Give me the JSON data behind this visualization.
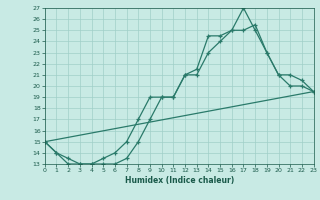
{
  "xlabel": "Humidex (Indice chaleur)",
  "xlim": [
    0,
    23
  ],
  "ylim": [
    13,
    27
  ],
  "xticks": [
    0,
    1,
    2,
    3,
    4,
    5,
    6,
    7,
    8,
    9,
    10,
    11,
    12,
    13,
    14,
    15,
    16,
    17,
    18,
    19,
    20,
    21,
    22,
    23
  ],
  "yticks": [
    13,
    14,
    15,
    16,
    17,
    18,
    19,
    20,
    21,
    22,
    23,
    24,
    25,
    26,
    27
  ],
  "bg_color": "#c8eae4",
  "grid_color": "#a0cfc8",
  "line_color": "#2a7a6a",
  "line1_x": [
    0,
    1,
    2,
    3,
    4,
    5,
    6,
    7,
    8,
    9,
    10,
    11,
    12,
    13,
    14,
    15,
    16,
    17,
    18,
    19,
    20,
    21,
    22,
    23
  ],
  "line1_y": [
    15,
    14,
    13,
    13,
    13,
    13,
    13,
    13.5,
    15,
    17,
    19,
    19,
    21,
    21.5,
    24.5,
    24.5,
    25,
    27,
    25,
    23,
    21,
    20,
    20,
    19.5
  ],
  "line2_x": [
    0,
    1,
    2,
    3,
    4,
    5,
    6,
    7,
    8,
    9,
    10,
    11,
    12,
    13,
    14,
    15,
    16,
    17,
    18,
    19,
    20,
    21,
    22,
    23
  ],
  "line2_y": [
    15,
    14,
    13.5,
    13,
    13,
    13.5,
    14,
    15,
    17,
    19,
    19,
    19,
    21,
    21,
    23,
    24,
    25,
    25,
    25.5,
    23,
    21,
    21,
    20.5,
    19.5
  ],
  "line3_x": [
    0,
    23
  ],
  "line3_y": [
    15,
    19.5
  ]
}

**GOAL**
Write the records out once more, exactly as they appear, with no pictures.

**RESULT OF THE TASK**
Give me the JSON data behind this visualization.
{
  "xlabel": "Humidex (Indice chaleur)",
  "xlim": [
    0,
    23
  ],
  "ylim": [
    13,
    27
  ],
  "xticks": [
    0,
    1,
    2,
    3,
    4,
    5,
    6,
    7,
    8,
    9,
    10,
    11,
    12,
    13,
    14,
    15,
    16,
    17,
    18,
    19,
    20,
    21,
    22,
    23
  ],
  "yticks": [
    13,
    14,
    15,
    16,
    17,
    18,
    19,
    20,
    21,
    22,
    23,
    24,
    25,
    26,
    27
  ],
  "bg_color": "#c8eae4",
  "grid_color": "#a0cfc8",
  "line_color": "#2a7a6a",
  "line1_x": [
    0,
    1,
    2,
    3,
    4,
    5,
    6,
    7,
    8,
    9,
    10,
    11,
    12,
    13,
    14,
    15,
    16,
    17,
    18,
    19,
    20,
    21,
    22,
    23
  ],
  "line1_y": [
    15,
    14,
    13,
    13,
    13,
    13,
    13,
    13.5,
    15,
    17,
    19,
    19,
    21,
    21.5,
    24.5,
    24.5,
    25,
    27,
    25,
    23,
    21,
    20,
    20,
    19.5
  ],
  "line2_x": [
    0,
    1,
    2,
    3,
    4,
    5,
    6,
    7,
    8,
    9,
    10,
    11,
    12,
    13,
    14,
    15,
    16,
    17,
    18,
    19,
    20,
    21,
    22,
    23
  ],
  "line2_y": [
    15,
    14,
    13.5,
    13,
    13,
    13.5,
    14,
    15,
    17,
    19,
    19,
    19,
    21,
    21,
    23,
    24,
    25,
    25,
    25.5,
    23,
    21,
    21,
    20.5,
    19.5
  ],
  "line3_x": [
    0,
    23
  ],
  "line3_y": [
    15,
    19.5
  ]
}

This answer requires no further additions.